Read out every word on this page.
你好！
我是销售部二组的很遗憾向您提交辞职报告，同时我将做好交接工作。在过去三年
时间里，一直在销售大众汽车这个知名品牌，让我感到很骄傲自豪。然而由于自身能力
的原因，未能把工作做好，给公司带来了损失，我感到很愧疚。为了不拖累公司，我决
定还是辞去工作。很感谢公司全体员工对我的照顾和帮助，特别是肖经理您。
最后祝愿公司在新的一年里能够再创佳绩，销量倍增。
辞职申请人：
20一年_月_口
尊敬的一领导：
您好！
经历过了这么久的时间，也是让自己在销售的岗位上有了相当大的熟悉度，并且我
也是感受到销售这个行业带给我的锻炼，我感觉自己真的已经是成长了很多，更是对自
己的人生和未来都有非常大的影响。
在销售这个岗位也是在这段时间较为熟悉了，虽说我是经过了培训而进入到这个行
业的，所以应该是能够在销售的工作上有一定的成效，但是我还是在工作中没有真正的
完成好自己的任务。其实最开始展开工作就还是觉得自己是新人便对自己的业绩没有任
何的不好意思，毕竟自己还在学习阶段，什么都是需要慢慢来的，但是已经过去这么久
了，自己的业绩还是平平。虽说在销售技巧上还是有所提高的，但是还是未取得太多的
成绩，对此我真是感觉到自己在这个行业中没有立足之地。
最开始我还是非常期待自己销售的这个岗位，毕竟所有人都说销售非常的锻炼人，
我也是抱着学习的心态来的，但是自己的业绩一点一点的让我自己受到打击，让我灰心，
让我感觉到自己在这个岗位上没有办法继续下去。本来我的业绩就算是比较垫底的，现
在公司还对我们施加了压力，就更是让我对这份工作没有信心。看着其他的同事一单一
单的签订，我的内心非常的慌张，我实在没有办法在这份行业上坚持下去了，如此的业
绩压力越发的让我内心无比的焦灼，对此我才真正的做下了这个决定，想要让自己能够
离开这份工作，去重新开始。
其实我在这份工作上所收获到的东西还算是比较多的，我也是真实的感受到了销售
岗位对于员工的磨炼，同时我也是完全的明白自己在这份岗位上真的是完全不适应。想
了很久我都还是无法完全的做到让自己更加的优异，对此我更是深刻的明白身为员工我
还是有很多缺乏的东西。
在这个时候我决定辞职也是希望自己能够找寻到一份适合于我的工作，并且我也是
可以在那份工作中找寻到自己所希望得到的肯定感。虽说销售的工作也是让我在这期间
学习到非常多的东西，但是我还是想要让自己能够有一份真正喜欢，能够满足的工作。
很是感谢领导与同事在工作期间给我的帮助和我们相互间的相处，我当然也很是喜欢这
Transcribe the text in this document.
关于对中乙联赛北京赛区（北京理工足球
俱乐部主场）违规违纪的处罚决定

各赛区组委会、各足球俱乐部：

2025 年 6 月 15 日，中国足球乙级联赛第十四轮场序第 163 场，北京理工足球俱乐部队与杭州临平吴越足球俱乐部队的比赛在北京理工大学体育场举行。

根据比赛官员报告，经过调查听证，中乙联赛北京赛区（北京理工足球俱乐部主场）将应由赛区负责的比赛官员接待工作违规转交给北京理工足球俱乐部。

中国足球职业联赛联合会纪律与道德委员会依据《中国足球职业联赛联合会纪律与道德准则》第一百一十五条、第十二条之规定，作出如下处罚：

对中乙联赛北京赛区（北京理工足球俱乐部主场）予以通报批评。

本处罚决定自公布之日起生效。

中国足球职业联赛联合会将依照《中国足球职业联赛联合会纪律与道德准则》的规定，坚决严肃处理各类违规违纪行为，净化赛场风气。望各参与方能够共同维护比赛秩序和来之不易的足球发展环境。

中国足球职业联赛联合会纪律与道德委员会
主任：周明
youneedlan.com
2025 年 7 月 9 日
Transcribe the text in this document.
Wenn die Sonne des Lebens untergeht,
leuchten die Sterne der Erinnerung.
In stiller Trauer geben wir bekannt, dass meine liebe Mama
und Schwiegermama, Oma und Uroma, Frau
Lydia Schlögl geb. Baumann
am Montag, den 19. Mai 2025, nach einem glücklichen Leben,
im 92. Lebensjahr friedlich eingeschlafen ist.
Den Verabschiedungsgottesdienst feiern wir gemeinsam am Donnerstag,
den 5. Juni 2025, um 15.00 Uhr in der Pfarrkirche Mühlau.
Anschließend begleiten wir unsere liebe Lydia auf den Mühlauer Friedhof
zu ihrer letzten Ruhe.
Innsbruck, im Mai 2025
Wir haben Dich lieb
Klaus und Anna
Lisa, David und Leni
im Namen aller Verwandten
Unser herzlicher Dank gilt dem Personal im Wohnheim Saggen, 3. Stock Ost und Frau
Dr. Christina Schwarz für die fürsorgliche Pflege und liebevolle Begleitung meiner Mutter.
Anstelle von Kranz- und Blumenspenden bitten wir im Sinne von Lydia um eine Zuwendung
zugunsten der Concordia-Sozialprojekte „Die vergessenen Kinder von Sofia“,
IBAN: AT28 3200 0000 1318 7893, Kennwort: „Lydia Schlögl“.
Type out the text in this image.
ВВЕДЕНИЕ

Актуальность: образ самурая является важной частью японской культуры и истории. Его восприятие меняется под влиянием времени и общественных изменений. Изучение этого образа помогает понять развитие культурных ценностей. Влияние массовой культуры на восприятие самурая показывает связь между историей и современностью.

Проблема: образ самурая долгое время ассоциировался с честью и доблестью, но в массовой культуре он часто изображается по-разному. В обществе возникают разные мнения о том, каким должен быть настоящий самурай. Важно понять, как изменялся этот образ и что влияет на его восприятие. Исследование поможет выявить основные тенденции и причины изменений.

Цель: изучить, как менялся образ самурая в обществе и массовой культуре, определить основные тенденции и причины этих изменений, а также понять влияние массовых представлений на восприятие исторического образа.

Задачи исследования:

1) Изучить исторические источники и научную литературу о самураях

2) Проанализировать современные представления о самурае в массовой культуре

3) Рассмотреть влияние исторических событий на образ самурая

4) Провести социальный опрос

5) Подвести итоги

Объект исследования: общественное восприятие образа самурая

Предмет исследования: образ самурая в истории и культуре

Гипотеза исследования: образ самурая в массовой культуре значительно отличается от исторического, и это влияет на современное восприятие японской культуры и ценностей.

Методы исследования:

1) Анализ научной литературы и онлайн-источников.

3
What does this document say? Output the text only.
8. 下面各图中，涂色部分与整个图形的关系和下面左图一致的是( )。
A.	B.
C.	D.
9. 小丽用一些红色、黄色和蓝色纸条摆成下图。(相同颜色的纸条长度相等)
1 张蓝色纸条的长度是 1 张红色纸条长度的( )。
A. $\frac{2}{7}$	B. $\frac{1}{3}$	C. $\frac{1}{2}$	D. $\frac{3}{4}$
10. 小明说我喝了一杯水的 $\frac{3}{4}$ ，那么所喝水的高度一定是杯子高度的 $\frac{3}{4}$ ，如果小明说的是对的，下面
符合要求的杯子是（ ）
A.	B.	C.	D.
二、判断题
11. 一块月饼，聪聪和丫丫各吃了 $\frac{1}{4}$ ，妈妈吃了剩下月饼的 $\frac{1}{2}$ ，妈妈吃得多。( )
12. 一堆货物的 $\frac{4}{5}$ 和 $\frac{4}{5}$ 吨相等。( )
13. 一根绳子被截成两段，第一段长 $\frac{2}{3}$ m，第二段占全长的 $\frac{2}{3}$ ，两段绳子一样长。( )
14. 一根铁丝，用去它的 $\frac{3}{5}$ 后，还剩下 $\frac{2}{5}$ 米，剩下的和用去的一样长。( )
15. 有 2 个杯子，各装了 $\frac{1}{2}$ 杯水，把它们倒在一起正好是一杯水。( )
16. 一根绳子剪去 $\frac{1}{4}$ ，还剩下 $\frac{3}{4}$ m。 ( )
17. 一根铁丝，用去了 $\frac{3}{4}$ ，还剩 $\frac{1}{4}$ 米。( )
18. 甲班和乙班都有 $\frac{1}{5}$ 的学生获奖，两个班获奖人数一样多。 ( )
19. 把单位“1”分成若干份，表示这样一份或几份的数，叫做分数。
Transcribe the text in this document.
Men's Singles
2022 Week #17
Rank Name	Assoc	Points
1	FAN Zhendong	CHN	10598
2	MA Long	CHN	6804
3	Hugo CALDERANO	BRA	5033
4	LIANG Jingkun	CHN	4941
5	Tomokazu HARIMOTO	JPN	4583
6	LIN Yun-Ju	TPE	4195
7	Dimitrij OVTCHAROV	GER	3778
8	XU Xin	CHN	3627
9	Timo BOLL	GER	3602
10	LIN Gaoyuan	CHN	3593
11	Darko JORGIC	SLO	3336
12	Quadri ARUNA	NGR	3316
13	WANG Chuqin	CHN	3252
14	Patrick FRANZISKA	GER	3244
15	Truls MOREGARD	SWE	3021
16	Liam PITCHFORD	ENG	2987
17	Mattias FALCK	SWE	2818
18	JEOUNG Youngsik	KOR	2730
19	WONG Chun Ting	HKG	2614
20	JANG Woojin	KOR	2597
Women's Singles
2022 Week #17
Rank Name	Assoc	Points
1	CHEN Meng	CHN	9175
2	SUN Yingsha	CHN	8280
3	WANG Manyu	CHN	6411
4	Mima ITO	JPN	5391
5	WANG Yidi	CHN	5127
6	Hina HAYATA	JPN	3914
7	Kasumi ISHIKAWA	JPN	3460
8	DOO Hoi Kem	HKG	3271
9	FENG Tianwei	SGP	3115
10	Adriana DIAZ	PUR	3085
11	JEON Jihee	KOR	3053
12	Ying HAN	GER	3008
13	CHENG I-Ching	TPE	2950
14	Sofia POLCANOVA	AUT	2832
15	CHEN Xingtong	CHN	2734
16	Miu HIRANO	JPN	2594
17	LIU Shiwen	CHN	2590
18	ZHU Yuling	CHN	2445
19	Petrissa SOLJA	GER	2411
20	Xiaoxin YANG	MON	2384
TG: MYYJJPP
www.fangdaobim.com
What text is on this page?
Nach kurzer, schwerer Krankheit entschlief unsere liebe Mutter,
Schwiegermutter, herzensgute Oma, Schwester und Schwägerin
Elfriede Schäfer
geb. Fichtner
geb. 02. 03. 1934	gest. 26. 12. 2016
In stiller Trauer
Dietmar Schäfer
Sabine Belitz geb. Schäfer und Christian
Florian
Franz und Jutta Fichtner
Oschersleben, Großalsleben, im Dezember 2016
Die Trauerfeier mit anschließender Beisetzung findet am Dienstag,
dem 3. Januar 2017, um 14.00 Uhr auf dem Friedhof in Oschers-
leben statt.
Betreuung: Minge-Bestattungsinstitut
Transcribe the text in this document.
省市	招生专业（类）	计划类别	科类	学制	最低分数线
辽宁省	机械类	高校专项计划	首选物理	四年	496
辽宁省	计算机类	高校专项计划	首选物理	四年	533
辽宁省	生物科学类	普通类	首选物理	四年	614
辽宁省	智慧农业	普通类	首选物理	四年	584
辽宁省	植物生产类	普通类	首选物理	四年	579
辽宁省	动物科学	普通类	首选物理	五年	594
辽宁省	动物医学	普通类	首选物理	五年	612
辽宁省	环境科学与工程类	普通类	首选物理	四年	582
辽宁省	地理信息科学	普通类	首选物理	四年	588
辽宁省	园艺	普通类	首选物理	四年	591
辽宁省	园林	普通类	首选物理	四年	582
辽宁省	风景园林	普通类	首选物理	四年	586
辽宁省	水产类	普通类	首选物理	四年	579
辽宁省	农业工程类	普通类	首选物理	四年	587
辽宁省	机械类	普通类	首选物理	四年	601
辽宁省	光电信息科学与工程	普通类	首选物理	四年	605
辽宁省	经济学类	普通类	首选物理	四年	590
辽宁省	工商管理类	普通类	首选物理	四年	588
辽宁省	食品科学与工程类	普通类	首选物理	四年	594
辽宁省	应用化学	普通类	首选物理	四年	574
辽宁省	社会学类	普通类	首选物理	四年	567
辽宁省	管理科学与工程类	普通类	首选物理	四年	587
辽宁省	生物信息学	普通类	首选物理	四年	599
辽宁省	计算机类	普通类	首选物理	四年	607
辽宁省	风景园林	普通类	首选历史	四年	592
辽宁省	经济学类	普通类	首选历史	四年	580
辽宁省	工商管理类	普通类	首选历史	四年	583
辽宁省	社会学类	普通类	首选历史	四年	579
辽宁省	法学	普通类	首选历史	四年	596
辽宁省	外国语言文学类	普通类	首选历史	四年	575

• [Exercise requirements] Show every line in the records above that contains the word "тенденции".

• [Solution]
Проблема: образ самурая долгое время ассоциировался с честью и доблестью, но в массовой культуре он часто изображается по-разному. В обществе возникают разные мнения о том, каким должен быть настоящий самурай. Важно понять, как изменялся этот образ и что влияет на его восприятие. Исследование поможет выявить основные тенденции и причины изменений.
Цель: изучить, как менялся образ самурая в обществе и массовой культуре, определить основные тенденции и причины этих изменений, а также понять влияние массовых представлений на восприятие исторического образа.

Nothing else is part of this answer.